▶ [Required task] Copy out the whole listing exactly as written, leaving the pictures behind.

-- START Working data --

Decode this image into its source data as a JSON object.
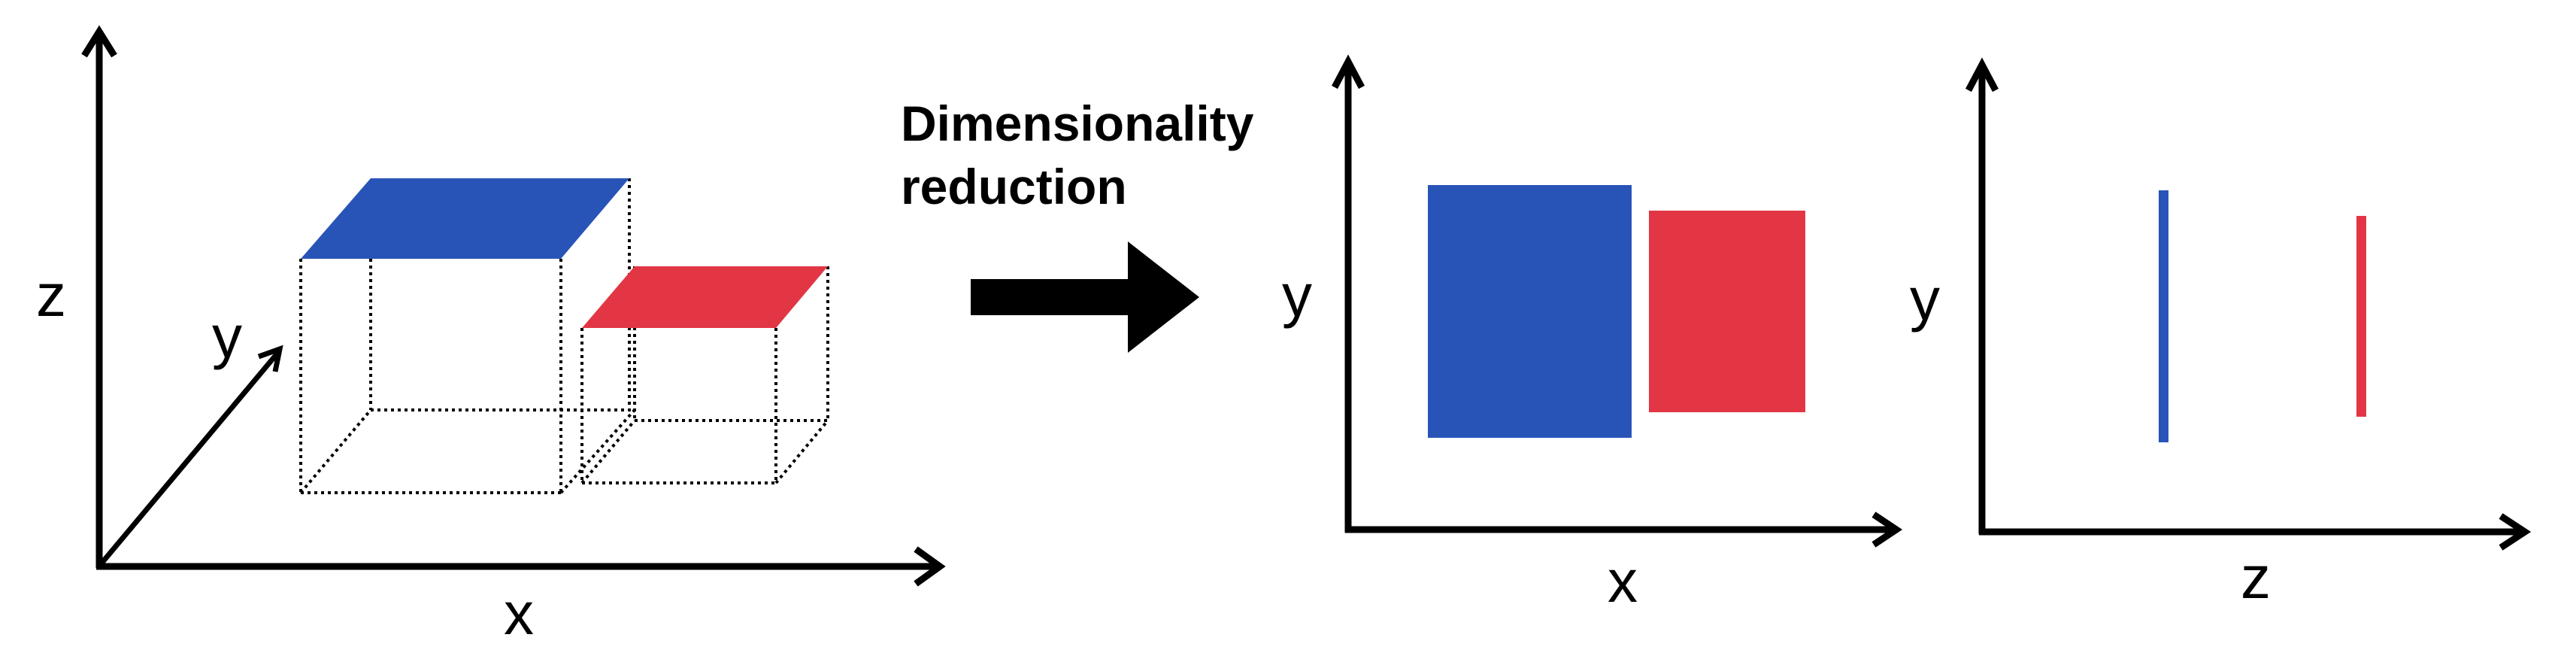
{
  "caption": {
    "line1": "Dimensionality",
    "line2": "reduction"
  },
  "panel_3d": {
    "axis_labels": {
      "x": "x",
      "y": "y",
      "z": "z"
    }
  },
  "panel_xy": {
    "axis_labels": {
      "x": "x",
      "y": "y"
    }
  },
  "panel_zy": {
    "axis_labels": {
      "x": "z",
      "y": "y"
    }
  },
  "colors": {
    "blue": "#2854b8",
    "red": "#e23645",
    "axis": "#000000"
  }
}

-- END Working data --

▶ [Task output]
Decode this image into its source data as a JSON object.
{
  "caption": {
    "line1": "Dimensionality",
    "line2": "reduction"
  },
  "panel_3d": {
    "axis_labels": {
      "x": "x",
      "y": "y",
      "z": "z"
    }
  },
  "panel_xy": {
    "axis_labels": {
      "x": "x",
      "y": "y"
    }
  },
  "panel_zy": {
    "axis_labels": {
      "x": "z",
      "y": "y"
    }
  },
  "colors": {
    "blue": "#2854b8",
    "red": "#e23645",
    "axis": "#000000"
  }
}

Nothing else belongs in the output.